TASK INSTRUCTIONS: Each line below should be quoted exactly, please.

★ ★ ★

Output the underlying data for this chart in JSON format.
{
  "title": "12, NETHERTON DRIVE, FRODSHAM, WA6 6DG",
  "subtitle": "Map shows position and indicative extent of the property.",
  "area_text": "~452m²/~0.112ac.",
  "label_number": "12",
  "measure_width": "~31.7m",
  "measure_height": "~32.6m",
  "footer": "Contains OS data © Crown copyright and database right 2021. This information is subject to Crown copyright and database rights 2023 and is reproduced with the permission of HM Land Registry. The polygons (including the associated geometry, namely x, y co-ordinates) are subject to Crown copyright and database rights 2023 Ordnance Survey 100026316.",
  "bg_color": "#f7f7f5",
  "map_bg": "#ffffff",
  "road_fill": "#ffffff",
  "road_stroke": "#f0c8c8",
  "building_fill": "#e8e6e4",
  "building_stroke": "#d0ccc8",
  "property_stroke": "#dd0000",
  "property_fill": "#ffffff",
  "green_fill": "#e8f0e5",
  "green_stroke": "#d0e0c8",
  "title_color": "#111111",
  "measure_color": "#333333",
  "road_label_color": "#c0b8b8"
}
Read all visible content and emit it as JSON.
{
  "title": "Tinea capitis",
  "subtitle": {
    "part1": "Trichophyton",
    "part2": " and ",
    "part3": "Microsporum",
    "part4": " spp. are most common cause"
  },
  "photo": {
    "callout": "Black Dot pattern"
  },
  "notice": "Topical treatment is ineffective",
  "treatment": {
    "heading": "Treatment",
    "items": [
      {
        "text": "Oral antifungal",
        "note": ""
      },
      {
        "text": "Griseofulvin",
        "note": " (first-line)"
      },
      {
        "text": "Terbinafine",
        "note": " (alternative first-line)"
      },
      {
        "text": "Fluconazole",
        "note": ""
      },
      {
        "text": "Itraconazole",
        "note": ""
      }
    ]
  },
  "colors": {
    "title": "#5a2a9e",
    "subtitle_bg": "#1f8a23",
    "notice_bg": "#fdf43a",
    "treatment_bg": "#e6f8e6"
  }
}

★ ★ ★

FINAL RESULT:
Output the underlying data for this chart in JSON format.
{
  "title": "12, NETHERTON DRIVE, FRODSHAM, WA6 6DG",
  "subtitle": "Map shows position and indicative extent of the property.",
  "area_text": "~452m²/~0.112ac.",
  "label_number": "12",
  "measure_width": "~31.7m",
  "measure_height": "~32.6m",
  "footer": "Contains OS data © Crown copyright and database right 2021. This information is subject to Crown copyright and database rights 2023 and is reproduced with the permission of HM Land Registry. The polygons (including the associated geometry, namely x, y co-ordinates) are subject to Crown copyright and database rights 2023 Ordnance Survey 100026316.",
  "bg_color": "#f7f7f5",
  "map_bg": "#ffffff",
  "road_fill": "#ffffff",
  "road_stroke": "#f0c8c8",
  "building_fill": "#e8e6e4",
  "building_stroke": "#d0ccc8",
  "property_stroke": "#dd0000",
  "property_fill": "#ffffff",
  "green_fill": "#e8f0e5",
  "green_stroke": "#d0e0c8",
  "title_color": "#111111",
  "measure_color": "#333333",
  "road_label_color": "#c0b8b8"
}
Read all visible content and emit it as JSON.
{
  "title": "Tinea capitis",
  "subtitle": {
    "part1": "Trichophyton",
    "part2": " and ",
    "part3": "Microsporum",
    "part4": " spp. are most common cause"
  },
  "photo": {
    "callout": "Black Dot pattern"
  },
  "notice": "Topical treatment is ineffective",
  "treatment": {
    "heading": "Treatment",
    "items": [
      {
        "text": "Oral antifungal",
        "note": ""
      },
      {
        "text": "Griseofulvin",
        "note": " (first-line)"
      },
      {
        "text": "Terbinafine",
        "note": " (alternative first-line)"
      },
      {
        "text": "Fluconazole",
        "note": ""
      },
      {
        "text": "Itraconazole",
        "note": ""
      }
    ]
  },
  "colors": {
    "title": "#5a2a9e",
    "subtitle_bg": "#1f8a23",
    "notice_bg": "#fdf43a",
    "treatment_bg": "#e6f8e6"
  }
}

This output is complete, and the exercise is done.